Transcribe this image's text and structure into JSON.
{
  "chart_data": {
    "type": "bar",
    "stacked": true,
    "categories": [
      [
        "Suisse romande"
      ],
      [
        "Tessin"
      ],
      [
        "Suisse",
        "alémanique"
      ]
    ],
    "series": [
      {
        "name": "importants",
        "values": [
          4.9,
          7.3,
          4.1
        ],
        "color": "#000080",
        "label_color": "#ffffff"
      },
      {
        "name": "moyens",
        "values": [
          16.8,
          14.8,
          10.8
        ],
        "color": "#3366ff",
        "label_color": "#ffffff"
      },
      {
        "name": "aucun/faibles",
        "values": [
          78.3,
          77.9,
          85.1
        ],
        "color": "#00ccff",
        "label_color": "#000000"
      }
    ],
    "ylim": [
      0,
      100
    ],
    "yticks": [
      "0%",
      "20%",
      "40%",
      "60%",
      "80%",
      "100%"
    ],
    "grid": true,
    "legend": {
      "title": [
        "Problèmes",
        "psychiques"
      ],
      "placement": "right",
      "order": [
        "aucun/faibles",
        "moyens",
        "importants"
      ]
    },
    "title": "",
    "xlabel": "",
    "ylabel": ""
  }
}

◇ ◇ ◇ ◇ ◇

Please repeat the material above, word for word and in full.

Transcribe this image's text and structure into JSON.
{
  "chart_data": {
    "type": "bar",
    "stacked": true,
    "categories": [
      [
        "Suisse romande"
      ],
      [
        "Tessin"
      ],
      [
        "Suisse",
        "alémanique"
      ]
    ],
    "series": [
      {
        "name": "importants",
        "values": [
          4.9,
          7.3,
          4.1
        ],
        "color": "#000080",
        "label_color": "#ffffff"
      },
      {
        "name": "moyens",
        "values": [
          16.8,
          14.8,
          10.8
        ],
        "color": "#3366ff",
        "label_color": "#ffffff"
      },
      {
        "name": "aucun/faibles",
        "values": [
          78.3,
          77.9,
          85.1
        ],
        "color": "#00ccff",
        "label_color": "#000000"
      }
    ],
    "ylim": [
      0,
      100
    ],
    "yticks": [
      "0%",
      "20%",
      "40%",
      "60%",
      "80%",
      "100%"
    ],
    "grid": true,
    "legend": {
      "title": [
        "Problèmes",
        "psychiques"
      ],
      "placement": "right",
      "order": [
        "aucun/faibles",
        "moyens",
        "importants"
      ]
    },
    "title": "",
    "xlabel": "",
    "ylabel": ""
  }
}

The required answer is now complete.